**Do this:** Identify every line in the records below that contains the word "adventure", and reproduce each one.
--
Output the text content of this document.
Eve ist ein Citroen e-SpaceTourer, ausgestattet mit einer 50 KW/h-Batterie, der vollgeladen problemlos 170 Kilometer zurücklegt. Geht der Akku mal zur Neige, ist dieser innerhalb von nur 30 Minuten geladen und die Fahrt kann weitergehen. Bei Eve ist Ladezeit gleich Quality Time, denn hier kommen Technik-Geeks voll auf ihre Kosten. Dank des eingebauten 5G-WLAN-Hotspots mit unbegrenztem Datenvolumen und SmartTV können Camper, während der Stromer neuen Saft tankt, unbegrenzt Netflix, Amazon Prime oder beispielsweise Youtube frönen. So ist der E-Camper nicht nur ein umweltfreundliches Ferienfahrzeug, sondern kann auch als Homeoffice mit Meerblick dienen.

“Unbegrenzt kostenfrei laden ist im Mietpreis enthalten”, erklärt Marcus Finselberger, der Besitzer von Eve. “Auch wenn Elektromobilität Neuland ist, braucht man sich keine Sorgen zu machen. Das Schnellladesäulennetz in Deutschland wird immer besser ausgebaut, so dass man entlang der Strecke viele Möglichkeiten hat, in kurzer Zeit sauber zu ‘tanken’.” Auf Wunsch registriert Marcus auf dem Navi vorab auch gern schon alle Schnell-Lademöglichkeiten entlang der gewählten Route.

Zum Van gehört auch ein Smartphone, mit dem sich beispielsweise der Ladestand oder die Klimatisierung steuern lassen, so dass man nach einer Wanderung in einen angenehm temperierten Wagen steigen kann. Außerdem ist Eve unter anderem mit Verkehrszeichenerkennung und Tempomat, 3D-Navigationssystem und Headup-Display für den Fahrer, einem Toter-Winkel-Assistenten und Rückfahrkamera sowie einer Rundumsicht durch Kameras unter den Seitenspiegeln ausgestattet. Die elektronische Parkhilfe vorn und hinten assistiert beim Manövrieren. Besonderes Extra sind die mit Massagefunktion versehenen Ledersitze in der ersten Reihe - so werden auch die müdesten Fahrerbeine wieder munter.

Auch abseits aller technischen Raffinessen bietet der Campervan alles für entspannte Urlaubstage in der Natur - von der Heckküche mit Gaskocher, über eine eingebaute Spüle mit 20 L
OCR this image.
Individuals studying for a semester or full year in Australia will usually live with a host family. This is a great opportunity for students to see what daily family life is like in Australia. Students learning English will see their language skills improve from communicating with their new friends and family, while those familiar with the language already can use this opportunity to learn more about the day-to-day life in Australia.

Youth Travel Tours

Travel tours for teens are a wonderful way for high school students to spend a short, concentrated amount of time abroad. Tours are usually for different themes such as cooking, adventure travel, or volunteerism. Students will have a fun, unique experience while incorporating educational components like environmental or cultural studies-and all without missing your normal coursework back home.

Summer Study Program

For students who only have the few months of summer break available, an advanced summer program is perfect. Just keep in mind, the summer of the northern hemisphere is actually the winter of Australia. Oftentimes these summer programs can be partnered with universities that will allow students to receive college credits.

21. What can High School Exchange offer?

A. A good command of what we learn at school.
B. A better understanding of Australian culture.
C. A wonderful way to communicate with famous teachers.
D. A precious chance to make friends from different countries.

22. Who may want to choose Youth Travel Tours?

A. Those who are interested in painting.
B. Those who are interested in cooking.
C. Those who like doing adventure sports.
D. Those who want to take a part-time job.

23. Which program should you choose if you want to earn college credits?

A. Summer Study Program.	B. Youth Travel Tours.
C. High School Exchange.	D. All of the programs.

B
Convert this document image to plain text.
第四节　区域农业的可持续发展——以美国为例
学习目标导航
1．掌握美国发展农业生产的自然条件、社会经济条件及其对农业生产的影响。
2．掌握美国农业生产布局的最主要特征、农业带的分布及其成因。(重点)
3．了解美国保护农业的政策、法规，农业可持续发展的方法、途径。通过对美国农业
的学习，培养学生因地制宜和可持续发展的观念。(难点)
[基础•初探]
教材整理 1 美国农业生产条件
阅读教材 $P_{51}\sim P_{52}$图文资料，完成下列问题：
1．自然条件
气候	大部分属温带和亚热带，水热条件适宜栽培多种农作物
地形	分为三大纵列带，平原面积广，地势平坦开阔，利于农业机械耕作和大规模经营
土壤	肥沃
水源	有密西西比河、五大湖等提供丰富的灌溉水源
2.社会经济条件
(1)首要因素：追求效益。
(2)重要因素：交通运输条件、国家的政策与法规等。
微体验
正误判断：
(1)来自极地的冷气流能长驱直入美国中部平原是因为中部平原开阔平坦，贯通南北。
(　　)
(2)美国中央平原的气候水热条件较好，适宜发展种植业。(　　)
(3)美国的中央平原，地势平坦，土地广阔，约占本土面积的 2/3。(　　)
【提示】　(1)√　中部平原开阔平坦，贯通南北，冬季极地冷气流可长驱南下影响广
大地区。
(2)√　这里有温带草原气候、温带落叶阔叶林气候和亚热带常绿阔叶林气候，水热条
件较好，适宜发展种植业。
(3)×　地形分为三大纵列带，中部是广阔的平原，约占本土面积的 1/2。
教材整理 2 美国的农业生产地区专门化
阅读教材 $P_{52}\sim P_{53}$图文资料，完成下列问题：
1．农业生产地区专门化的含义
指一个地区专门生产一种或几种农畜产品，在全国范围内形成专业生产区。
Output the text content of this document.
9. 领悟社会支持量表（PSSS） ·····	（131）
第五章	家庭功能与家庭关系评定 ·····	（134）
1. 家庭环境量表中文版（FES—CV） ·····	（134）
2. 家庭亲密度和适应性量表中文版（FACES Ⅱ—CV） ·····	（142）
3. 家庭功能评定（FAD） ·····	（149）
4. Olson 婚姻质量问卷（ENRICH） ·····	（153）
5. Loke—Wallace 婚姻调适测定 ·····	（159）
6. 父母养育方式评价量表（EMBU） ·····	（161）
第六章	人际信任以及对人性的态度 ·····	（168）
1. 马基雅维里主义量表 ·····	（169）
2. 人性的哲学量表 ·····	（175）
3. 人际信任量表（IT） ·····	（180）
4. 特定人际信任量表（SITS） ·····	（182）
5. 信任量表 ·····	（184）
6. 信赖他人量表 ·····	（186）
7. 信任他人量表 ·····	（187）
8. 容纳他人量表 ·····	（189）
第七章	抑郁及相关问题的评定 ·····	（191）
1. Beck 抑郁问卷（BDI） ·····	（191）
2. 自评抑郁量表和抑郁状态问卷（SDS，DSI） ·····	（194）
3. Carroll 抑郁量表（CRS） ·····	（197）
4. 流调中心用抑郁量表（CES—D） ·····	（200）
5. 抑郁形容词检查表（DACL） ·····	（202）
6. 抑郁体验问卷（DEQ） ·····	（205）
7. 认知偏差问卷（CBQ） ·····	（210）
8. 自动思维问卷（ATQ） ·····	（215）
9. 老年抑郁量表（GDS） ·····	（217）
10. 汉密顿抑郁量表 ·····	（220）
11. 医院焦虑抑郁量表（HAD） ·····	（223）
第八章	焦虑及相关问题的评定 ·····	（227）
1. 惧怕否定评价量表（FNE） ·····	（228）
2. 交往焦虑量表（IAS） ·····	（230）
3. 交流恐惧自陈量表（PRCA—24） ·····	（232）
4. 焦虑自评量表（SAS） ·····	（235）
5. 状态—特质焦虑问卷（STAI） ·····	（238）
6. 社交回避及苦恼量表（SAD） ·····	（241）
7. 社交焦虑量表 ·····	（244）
--
**Exercise output:**
Travel tours for teens are a wonderful way for high school students to spend a short, concentrated amount of time abroad. Tours are usually for different themes such as cooking, adventure travel, or volunteerism. Students will have a fun, unique experience while incorporating educational components like environmental or cultural studies-and all without missing your normal coursework back home.
C. Those who like doing adventure sports.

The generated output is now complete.